[Document page transcript entries]
----------

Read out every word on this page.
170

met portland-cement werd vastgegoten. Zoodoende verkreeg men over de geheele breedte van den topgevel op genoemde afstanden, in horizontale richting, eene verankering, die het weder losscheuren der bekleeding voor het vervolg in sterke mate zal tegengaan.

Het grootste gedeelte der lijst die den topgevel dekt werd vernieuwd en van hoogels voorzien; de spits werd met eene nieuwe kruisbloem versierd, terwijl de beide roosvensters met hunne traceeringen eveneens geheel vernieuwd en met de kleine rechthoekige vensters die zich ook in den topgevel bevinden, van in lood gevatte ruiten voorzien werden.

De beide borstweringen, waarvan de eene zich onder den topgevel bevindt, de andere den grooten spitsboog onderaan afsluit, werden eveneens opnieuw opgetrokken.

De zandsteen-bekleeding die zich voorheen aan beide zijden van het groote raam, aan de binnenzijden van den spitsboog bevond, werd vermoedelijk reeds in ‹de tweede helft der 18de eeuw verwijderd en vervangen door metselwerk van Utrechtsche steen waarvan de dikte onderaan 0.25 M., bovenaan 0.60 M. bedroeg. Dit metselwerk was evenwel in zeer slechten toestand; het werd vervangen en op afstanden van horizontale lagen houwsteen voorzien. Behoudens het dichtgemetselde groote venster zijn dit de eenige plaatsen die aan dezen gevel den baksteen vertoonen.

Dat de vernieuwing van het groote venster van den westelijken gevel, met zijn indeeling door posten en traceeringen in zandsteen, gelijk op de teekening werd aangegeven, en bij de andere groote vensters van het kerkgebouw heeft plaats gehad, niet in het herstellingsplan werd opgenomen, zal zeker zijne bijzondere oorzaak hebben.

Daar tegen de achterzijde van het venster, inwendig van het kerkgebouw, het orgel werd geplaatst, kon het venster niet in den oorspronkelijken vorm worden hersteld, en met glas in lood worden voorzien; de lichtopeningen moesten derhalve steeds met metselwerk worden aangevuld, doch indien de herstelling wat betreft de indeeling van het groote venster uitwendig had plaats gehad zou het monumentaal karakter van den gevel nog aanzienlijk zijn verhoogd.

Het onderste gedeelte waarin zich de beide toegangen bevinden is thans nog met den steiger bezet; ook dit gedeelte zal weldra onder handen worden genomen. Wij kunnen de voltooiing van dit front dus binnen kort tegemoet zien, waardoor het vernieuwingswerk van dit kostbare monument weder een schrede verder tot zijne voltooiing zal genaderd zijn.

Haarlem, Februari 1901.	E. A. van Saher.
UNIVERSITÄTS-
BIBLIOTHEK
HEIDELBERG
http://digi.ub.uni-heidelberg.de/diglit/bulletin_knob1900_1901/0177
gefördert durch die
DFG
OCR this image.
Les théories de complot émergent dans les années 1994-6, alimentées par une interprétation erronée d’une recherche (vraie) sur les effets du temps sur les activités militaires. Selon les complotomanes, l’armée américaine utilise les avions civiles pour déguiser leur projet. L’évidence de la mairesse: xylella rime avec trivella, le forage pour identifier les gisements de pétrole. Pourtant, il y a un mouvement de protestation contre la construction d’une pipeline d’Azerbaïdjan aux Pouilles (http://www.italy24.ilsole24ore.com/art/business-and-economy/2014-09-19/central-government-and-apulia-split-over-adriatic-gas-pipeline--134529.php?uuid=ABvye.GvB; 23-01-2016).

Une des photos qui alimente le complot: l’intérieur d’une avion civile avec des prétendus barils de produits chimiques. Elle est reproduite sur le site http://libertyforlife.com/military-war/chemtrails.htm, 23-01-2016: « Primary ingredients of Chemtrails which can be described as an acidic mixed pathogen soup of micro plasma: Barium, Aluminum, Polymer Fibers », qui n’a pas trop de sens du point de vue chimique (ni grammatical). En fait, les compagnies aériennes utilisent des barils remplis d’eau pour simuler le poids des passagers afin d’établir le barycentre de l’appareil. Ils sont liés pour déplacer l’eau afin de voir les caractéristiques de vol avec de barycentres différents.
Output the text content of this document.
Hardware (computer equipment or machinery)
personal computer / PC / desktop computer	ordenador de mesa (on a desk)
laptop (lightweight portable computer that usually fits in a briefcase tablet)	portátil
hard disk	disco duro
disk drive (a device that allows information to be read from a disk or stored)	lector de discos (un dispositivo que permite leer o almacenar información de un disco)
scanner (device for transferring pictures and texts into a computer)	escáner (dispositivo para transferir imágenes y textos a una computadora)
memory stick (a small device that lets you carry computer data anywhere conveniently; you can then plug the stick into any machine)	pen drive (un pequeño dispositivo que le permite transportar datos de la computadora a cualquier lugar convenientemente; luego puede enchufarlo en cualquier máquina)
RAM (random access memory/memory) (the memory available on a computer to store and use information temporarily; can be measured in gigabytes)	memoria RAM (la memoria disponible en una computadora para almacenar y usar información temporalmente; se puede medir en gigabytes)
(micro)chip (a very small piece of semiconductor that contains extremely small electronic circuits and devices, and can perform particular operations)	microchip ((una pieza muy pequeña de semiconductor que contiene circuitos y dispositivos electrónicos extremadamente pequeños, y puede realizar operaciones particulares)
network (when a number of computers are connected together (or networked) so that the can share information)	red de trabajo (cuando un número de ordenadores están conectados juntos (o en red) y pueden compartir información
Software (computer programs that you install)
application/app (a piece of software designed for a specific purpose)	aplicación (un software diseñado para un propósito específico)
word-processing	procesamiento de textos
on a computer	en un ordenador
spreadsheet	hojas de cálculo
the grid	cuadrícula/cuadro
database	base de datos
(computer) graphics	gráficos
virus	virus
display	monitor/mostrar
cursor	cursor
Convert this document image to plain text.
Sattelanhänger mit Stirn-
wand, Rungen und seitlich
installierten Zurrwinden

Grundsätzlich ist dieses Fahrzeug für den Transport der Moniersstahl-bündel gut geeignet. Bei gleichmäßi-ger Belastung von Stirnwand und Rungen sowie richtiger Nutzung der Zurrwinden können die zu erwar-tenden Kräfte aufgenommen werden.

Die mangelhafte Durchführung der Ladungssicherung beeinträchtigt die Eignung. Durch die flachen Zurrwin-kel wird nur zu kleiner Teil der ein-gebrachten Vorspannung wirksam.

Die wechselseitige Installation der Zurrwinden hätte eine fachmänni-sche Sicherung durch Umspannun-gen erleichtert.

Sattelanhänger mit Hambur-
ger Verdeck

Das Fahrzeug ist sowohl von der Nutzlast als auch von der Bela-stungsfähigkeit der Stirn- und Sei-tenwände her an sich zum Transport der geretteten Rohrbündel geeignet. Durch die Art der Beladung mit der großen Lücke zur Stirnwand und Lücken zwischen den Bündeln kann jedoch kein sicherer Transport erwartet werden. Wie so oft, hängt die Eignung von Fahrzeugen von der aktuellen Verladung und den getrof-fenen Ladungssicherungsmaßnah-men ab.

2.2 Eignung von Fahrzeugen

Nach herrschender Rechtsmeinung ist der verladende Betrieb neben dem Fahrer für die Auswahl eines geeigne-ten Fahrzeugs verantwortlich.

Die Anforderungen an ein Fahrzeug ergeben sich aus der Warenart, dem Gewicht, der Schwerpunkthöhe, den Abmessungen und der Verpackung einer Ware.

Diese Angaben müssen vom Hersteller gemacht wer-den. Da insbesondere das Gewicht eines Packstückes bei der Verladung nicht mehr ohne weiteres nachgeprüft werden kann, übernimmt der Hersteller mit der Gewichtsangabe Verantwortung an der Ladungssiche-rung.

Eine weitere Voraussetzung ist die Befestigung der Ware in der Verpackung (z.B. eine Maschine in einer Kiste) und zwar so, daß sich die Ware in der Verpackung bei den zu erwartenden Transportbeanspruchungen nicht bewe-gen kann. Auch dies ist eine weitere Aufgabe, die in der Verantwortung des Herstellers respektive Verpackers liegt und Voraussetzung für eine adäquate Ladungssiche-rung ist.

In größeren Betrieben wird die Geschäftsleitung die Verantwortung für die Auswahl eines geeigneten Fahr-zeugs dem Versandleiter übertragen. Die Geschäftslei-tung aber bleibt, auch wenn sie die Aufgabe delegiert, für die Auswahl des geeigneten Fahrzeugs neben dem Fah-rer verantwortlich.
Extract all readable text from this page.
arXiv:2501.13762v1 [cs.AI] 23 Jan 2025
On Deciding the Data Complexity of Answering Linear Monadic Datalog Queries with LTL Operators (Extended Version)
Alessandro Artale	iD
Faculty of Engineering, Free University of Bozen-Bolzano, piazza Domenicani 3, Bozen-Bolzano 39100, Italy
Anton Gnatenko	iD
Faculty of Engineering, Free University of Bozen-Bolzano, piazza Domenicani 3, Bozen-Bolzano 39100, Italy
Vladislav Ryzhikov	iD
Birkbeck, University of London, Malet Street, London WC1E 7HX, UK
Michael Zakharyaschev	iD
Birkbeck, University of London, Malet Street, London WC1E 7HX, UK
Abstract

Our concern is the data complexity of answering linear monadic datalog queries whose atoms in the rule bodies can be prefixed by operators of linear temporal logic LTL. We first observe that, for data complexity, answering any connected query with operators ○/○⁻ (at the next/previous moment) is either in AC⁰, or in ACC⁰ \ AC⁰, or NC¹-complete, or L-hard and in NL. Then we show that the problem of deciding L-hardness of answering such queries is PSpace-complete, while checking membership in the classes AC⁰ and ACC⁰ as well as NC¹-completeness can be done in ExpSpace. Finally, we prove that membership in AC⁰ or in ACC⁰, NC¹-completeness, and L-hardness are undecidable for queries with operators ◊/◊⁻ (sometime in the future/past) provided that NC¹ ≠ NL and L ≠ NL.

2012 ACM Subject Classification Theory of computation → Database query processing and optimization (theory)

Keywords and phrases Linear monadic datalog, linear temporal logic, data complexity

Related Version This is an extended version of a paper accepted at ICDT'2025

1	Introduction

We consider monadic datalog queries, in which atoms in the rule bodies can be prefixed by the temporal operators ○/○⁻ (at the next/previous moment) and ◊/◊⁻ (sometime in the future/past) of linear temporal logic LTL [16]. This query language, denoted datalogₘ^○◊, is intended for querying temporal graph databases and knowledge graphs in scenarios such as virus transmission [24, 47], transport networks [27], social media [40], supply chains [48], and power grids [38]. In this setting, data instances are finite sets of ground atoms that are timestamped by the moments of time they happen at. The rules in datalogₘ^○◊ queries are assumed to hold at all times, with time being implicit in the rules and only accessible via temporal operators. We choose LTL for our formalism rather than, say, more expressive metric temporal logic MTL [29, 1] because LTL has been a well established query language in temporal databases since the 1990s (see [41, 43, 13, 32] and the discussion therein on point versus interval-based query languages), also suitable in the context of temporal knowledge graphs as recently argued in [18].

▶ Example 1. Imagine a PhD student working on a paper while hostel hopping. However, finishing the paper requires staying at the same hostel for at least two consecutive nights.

----------

WHAT YOU SHOULD DO —
How many of the lines above contain the string "onderaan"? Give the count alone.

RESPONSE TO THE TASK —
2